[Rows from a figure dataset]
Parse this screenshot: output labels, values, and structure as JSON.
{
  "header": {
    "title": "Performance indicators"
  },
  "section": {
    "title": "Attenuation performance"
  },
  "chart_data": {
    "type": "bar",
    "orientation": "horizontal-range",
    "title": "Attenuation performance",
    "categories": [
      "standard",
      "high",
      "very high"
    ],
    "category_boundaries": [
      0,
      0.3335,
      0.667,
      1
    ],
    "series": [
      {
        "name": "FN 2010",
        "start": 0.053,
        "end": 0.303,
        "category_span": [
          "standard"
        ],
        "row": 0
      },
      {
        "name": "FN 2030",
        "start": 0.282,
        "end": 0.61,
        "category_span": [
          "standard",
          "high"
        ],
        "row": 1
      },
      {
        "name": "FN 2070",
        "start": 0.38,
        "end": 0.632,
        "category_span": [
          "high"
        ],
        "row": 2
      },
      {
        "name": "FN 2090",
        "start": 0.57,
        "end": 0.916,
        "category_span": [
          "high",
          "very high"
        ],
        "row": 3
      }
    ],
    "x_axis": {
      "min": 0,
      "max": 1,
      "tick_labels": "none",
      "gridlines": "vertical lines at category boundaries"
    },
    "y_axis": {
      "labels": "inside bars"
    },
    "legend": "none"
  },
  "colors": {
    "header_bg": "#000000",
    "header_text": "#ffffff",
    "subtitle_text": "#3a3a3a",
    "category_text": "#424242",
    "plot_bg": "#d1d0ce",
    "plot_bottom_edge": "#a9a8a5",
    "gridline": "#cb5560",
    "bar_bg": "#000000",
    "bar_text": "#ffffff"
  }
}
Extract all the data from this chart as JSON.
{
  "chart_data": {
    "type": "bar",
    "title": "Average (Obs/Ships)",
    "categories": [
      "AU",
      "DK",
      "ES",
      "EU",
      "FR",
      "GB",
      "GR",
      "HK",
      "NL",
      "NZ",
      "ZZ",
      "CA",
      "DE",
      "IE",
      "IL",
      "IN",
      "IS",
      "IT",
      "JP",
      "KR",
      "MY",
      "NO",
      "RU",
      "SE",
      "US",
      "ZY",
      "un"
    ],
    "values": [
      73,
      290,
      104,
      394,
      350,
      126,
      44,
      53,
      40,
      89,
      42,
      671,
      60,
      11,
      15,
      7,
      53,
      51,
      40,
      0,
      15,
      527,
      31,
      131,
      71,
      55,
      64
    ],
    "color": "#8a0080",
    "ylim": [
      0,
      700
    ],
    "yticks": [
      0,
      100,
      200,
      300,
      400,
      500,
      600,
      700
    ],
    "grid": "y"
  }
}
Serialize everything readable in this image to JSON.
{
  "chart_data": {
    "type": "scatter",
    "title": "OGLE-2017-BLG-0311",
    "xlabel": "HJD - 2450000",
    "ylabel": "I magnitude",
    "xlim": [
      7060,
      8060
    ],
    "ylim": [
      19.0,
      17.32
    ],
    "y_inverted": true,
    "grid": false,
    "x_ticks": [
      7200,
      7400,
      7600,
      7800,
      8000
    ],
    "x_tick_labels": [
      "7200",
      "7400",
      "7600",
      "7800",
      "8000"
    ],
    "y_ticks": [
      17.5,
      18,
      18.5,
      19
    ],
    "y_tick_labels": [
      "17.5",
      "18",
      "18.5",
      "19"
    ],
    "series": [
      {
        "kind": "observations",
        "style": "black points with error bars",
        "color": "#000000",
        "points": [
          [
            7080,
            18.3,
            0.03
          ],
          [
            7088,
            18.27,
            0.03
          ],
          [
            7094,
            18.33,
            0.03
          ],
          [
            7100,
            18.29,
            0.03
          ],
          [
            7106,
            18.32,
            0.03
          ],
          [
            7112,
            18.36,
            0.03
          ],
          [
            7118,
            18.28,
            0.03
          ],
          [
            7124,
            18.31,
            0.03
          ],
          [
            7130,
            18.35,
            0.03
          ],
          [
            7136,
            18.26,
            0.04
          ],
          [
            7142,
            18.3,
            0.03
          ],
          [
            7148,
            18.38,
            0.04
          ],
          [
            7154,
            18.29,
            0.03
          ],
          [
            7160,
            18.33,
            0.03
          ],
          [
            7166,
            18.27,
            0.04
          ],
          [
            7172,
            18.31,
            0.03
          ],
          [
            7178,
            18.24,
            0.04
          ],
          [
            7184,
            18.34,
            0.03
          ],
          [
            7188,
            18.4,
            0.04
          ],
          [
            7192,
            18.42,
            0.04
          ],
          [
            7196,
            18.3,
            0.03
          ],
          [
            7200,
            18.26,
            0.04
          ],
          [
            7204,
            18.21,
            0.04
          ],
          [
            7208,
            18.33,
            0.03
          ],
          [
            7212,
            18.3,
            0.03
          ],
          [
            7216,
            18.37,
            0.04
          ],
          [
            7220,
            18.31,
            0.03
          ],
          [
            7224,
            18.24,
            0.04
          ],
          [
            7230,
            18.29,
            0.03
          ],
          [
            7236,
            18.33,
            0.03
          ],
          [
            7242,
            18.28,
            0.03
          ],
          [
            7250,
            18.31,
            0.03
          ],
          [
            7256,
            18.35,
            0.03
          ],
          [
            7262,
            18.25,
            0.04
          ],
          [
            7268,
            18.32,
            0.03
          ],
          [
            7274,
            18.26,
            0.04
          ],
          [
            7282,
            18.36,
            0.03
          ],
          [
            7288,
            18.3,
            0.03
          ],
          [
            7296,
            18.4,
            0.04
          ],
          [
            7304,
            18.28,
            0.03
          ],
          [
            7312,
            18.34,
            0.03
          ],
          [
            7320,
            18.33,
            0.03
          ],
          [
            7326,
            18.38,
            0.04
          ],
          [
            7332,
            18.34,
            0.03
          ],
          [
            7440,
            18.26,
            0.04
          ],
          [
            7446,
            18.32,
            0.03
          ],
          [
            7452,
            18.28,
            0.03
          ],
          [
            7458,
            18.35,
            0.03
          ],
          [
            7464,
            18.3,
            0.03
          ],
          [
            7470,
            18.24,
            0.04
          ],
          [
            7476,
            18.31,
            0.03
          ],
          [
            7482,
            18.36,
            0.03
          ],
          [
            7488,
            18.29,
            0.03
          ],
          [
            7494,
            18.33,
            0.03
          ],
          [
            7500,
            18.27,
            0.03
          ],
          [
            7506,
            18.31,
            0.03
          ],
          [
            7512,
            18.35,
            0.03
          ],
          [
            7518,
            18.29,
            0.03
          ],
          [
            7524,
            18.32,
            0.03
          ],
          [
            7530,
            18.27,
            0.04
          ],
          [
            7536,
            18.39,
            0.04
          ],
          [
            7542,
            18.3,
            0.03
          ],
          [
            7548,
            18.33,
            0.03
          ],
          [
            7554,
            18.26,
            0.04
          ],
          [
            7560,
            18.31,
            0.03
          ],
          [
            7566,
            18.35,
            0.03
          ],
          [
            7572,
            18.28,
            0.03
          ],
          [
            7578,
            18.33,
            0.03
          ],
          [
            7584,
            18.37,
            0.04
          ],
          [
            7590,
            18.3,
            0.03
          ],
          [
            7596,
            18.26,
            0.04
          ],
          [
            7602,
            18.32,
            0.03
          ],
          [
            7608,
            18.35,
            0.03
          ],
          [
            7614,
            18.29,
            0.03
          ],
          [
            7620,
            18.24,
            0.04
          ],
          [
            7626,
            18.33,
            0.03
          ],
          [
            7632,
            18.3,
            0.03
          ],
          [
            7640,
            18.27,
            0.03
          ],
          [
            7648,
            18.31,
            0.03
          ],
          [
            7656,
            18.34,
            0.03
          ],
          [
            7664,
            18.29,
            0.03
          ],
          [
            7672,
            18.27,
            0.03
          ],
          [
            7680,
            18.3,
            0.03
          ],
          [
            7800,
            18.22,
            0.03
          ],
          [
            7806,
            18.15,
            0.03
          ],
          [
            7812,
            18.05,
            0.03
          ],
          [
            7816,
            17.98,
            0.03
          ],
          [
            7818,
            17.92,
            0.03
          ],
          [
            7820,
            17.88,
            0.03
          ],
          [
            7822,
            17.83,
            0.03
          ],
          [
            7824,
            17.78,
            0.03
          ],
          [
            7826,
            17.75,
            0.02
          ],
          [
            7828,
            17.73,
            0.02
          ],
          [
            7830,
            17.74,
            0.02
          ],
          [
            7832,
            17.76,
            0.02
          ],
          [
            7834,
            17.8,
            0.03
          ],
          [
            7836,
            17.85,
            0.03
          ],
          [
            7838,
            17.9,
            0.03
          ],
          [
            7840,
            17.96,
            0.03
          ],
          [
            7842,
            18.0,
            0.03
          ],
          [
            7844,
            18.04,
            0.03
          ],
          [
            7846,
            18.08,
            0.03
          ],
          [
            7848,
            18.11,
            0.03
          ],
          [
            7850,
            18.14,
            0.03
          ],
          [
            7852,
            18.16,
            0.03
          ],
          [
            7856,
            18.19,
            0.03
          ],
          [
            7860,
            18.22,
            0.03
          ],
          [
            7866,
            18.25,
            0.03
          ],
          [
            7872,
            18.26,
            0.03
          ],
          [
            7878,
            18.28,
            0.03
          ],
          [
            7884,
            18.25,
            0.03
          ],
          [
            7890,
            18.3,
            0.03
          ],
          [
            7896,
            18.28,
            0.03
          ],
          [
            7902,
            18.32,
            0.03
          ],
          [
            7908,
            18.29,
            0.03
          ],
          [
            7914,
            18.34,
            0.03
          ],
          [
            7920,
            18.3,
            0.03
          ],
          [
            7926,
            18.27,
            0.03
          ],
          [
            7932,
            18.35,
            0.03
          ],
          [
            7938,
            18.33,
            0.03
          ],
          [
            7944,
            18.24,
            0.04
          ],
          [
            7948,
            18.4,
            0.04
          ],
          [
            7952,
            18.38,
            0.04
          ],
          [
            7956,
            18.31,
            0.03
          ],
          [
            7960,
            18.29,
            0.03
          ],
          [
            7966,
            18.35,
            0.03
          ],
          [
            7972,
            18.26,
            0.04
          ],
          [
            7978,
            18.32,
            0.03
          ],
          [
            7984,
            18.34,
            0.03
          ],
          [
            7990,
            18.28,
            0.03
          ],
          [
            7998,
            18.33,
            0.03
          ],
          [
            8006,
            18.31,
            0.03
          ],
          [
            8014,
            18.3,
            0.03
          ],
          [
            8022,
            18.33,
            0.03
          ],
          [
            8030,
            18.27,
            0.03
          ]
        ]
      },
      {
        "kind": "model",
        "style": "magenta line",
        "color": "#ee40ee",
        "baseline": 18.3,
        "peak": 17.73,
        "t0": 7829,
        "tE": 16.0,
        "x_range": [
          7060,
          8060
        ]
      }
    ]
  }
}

> [What is expected] Count every line of the records that holds the string "style". Write only the total.

> [Finished exercise] 2